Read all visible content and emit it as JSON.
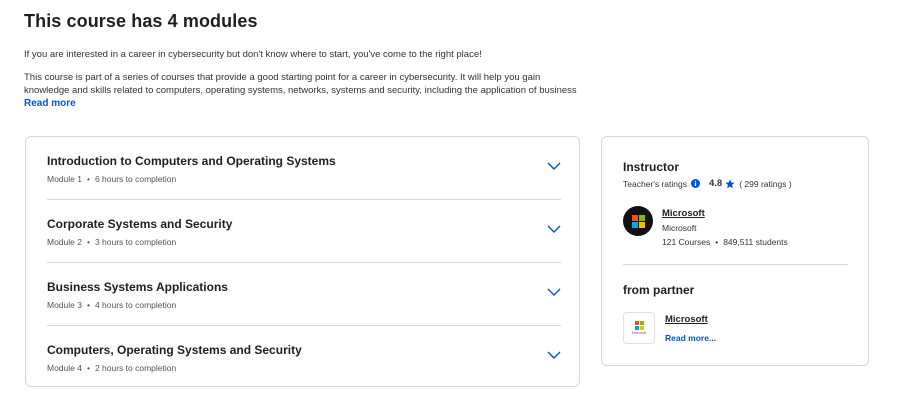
{
  "header": {
    "title": "This course has 4 modules"
  },
  "intro": {
    "paragraph1": "If you are interested in a career in cybersecurity but don't know where to start, you've come to the right place!",
    "paragraph2": "This course is part of a series of courses that provide a good starting point for a career in cybersecurity. It will help you gain knowledge and skills related to computers, operating systems, networks, systems and security, including the application of business systems.",
    "read_more": "Read more"
  },
  "modules": [
    {
      "title": "Introduction to Computers and Operating Systems",
      "number": "Module 1",
      "duration": "6 hours to completion"
    },
    {
      "title": "Corporate Systems and Security",
      "number": "Module 2",
      "duration": "3 hours to completion"
    },
    {
      "title": "Business Systems Applications",
      "number": "Module 3",
      "duration": "4 hours to completion"
    },
    {
      "title": "Computers, Operating Systems and Security",
      "number": "Module 4",
      "duration": "2 hours to completion"
    }
  ],
  "module_separator": "•",
  "instructor": {
    "heading": "Instructor",
    "ratings_label": "Teacher's ratings",
    "rating": "4.8",
    "rating_count": "( 299 ratings )",
    "name": "Microsoft",
    "org": "Microsoft",
    "courses": "121 Courses",
    "separator": "•",
    "students": "849,511 students"
  },
  "partner": {
    "heading": "from partner",
    "name": "Microsoft",
    "read_more": "Read more...",
    "logo_text": "Microsoft"
  },
  "icons": {
    "chevron": "chevron-down-icon",
    "info": "info-icon",
    "star": "star-icon",
    "logo": "microsoft-logo"
  },
  "colors": {
    "accent": "#0056d2",
    "ms_red": "#f25022",
    "ms_green": "#7fba00",
    "ms_blue": "#00a4ef",
    "ms_yellow": "#ffb900"
  }
}
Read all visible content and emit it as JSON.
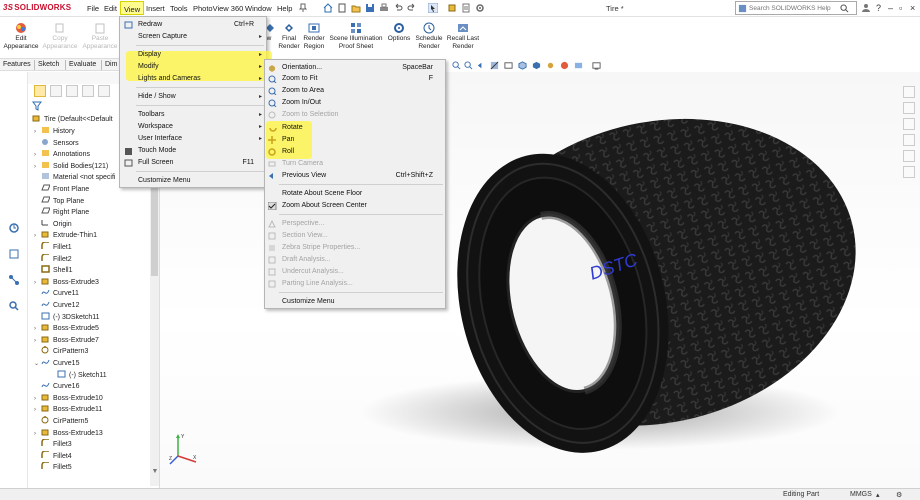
{
  "app": {
    "logo": "SOLIDWORKS",
    "document_title": "Tire *",
    "menus": [
      "File",
      "Edit",
      "View",
      "Insert",
      "Tools",
      "PhotoView 360",
      "Window",
      "Help"
    ],
    "active_menu": "View",
    "help_search_placeholder": "Search SOLIDWORKS Help"
  },
  "ribbon": {
    "buttons": [
      {
        "label": "Edit\nAppearance",
        "enabled": true,
        "icon": "appearance-icon"
      },
      {
        "label": "Copy\nAppearance",
        "enabled": false,
        "icon": "copy-appearance-icon"
      },
      {
        "label": "Paste\nAppearance",
        "enabled": false,
        "icon": "paste-appearance-icon"
      },
      {
        "label": "w",
        "enabled": true,
        "icon": "preview-icon"
      },
      {
        "label": "Final\nRender",
        "enabled": true,
        "icon": "final-render-icon"
      },
      {
        "label": "Render\nRegion",
        "enabled": true,
        "icon": "render-region-icon"
      },
      {
        "label": "Scene Illumination\nProof Sheet",
        "enabled": true,
        "icon": "proof-sheet-icon"
      },
      {
        "label": "Options",
        "enabled": true,
        "icon": "options-icon"
      },
      {
        "label": "Schedule\nRender",
        "enabled": true,
        "icon": "schedule-render-icon"
      },
      {
        "label": "Recall Last\nRender",
        "enabled": true,
        "icon": "recall-render-icon"
      }
    ]
  },
  "tabs": [
    "Features",
    "Sketch",
    "Evaluate",
    "Dim"
  ],
  "feature_tree": {
    "root": "Tire  (Default<<Default",
    "items": [
      {
        "label": "History",
        "icon": "history-icon",
        "expand": ">"
      },
      {
        "label": "Sensors",
        "icon": "sensors-icon",
        "expand": ""
      },
      {
        "label": "Annotations",
        "icon": "annotations-icon",
        "expand": ">"
      },
      {
        "label": "Solid Bodies(121)",
        "icon": "solid-bodies-icon",
        "expand": ">"
      },
      {
        "label": "Material <not specifi",
        "icon": "material-icon",
        "expand": ""
      },
      {
        "label": "Front Plane",
        "icon": "plane-icon",
        "expand": ""
      },
      {
        "label": "Top Plane",
        "icon": "plane-icon",
        "expand": ""
      },
      {
        "label": "Right Plane",
        "icon": "plane-icon",
        "expand": ""
      },
      {
        "label": "Origin",
        "icon": "origin-icon",
        "expand": ""
      },
      {
        "label": "Extrude-Thin1",
        "icon": "extrude-icon",
        "expand": ">"
      },
      {
        "label": "Fillet1",
        "icon": "fillet-icon",
        "expand": ""
      },
      {
        "label": "Fillet2",
        "icon": "fillet-icon",
        "expand": ""
      },
      {
        "label": "Shell1",
        "icon": "shell-icon",
        "expand": ""
      },
      {
        "label": "Boss-Extrude3",
        "icon": "extrude-icon",
        "expand": ">"
      },
      {
        "label": "Curve11",
        "icon": "curve-icon",
        "expand": ""
      },
      {
        "label": "Curve12",
        "icon": "curve-icon",
        "expand": ""
      },
      {
        "label": "(-) 3DSketch11",
        "icon": "sketch-icon",
        "expand": ""
      },
      {
        "label": "Boss-Extrude5",
        "icon": "extrude-icon",
        "expand": ">"
      },
      {
        "label": "Boss-Extrude7",
        "icon": "extrude-icon",
        "expand": ">"
      },
      {
        "label": "CirPattern3",
        "icon": "pattern-icon",
        "expand": ""
      },
      {
        "label": "Curve15",
        "icon": "curve-icon",
        "expand": "v"
      },
      {
        "label": "(-) Sketch11",
        "icon": "sketch-icon",
        "expand": "",
        "indent": true
      },
      {
        "label": "Curve16",
        "icon": "curve-icon",
        "expand": ""
      },
      {
        "label": "Boss-Extrude10",
        "icon": "extrude-icon",
        "expand": ">"
      },
      {
        "label": "Boss-Extrude11",
        "icon": "extrude-icon",
        "expand": ">"
      },
      {
        "label": "CirPattern5",
        "icon": "pattern-icon",
        "expand": ""
      },
      {
        "label": "Boss-Extrude13",
        "icon": "extrude-icon",
        "expand": ">"
      },
      {
        "label": "Fillet3",
        "icon": "fillet-icon",
        "expand": ""
      },
      {
        "label": "Fillet4",
        "icon": "fillet-icon",
        "expand": ""
      },
      {
        "label": "Fillet5",
        "icon": "fillet-icon",
        "expand": ""
      }
    ]
  },
  "view_menu": {
    "items": [
      {
        "label": "Redraw",
        "shortcut": "Ctrl+R",
        "icon": "redraw-icon",
        "submenu": false,
        "disabled": false
      },
      {
        "label": "Screen Capture",
        "shortcut": "",
        "icon": "",
        "submenu": true,
        "disabled": false
      },
      {
        "label": "Display",
        "shortcut": "",
        "icon": "",
        "submenu": true,
        "disabled": false
      },
      {
        "label": "Modify",
        "shortcut": "",
        "icon": "",
        "submenu": true,
        "disabled": false,
        "highlighted": true
      },
      {
        "label": "Lights and Cameras",
        "shortcut": "",
        "icon": "",
        "submenu": true,
        "disabled": false
      },
      {
        "label": "Hide / Show",
        "shortcut": "",
        "icon": "",
        "submenu": true,
        "disabled": false
      },
      {
        "label": "Toolbars",
        "shortcut": "",
        "icon": "",
        "submenu": true,
        "disabled": false
      },
      {
        "label": "Workspace",
        "shortcut": "",
        "icon": "",
        "submenu": true,
        "disabled": false
      },
      {
        "label": "User Interface",
        "shortcut": "",
        "icon": "",
        "submenu": true,
        "disabled": false
      },
      {
        "label": "Touch Mode",
        "shortcut": "",
        "icon": "touch-mode-icon",
        "submenu": false,
        "disabled": false
      },
      {
        "label": "Full Screen",
        "shortcut": "F11",
        "icon": "full-screen-icon",
        "submenu": false,
        "disabled": false
      },
      {
        "label": "Customize Menu",
        "shortcut": "",
        "icon": "",
        "submenu": false,
        "disabled": false
      }
    ]
  },
  "modify_menu": {
    "items": [
      {
        "label": "Orientation...",
        "shortcut": "SpaceBar",
        "icon": "orientation-icon",
        "disabled": false
      },
      {
        "label": "Zoom to Fit",
        "shortcut": "F",
        "icon": "zoom-fit-icon",
        "disabled": false
      },
      {
        "label": "Zoom to Area",
        "shortcut": "",
        "icon": "zoom-area-icon",
        "disabled": false
      },
      {
        "label": "Zoom In/Out",
        "shortcut": "",
        "icon": "zoom-in-out-icon",
        "disabled": false
      },
      {
        "label": "Zoom to Selection",
        "shortcut": "",
        "icon": "zoom-selection-icon",
        "disabled": true
      },
      {
        "label": "Rotate",
        "shortcut": "",
        "icon": "rotate-icon",
        "disabled": false,
        "marked": true
      },
      {
        "label": "Pan",
        "shortcut": "",
        "icon": "pan-icon",
        "disabled": false,
        "marked": true
      },
      {
        "label": "Roll",
        "shortcut": "",
        "icon": "roll-icon",
        "disabled": false,
        "marked": true
      },
      {
        "label": "Turn Camera",
        "shortcut": "",
        "icon": "turn-camera-icon",
        "disabled": true
      },
      {
        "label": "Previous View",
        "shortcut": "Ctrl+Shift+Z",
        "icon": "previous-view-icon",
        "disabled": false
      },
      {
        "label": "Rotate About Scene Floor",
        "shortcut": "",
        "icon": "",
        "disabled": false
      },
      {
        "label": "Zoom About Screen Center",
        "shortcut": "",
        "icon": "check-icon",
        "disabled": false
      },
      {
        "label": "Perspective...",
        "shortcut": "",
        "icon": "perspective-icon",
        "disabled": true
      },
      {
        "label": "Section View...",
        "shortcut": "",
        "icon": "section-view-icon",
        "disabled": true
      },
      {
        "label": "Zebra Stripe Properties...",
        "shortcut": "",
        "icon": "zebra-icon",
        "disabled": true
      },
      {
        "label": "Draft Analysis...",
        "shortcut": "",
        "icon": "draft-analysis-icon",
        "disabled": true
      },
      {
        "label": "Undercut Analysis...",
        "shortcut": "",
        "icon": "undercut-icon",
        "disabled": true
      },
      {
        "label": "Parting Line Analysis...",
        "shortcut": "",
        "icon": "parting-line-icon",
        "disabled": true
      },
      {
        "label": "Customize Menu",
        "shortcut": "",
        "icon": "",
        "disabled": false
      }
    ]
  },
  "status_bar": {
    "mode": "Editing Part",
    "units": "MMGS"
  },
  "colors": {
    "highlight_yellow": "#fffb8f",
    "brand_red": "#c8102e",
    "tire_dark": "#1a1a1a"
  }
}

= = = = = = =

## [Directions]
Which lines hold the word "nRender"? Show each one.

## [Result of this exercise]
        "label": "Final\nRender",
        "label": "Schedule\nRender",
        "label": "Recall Last\nRender",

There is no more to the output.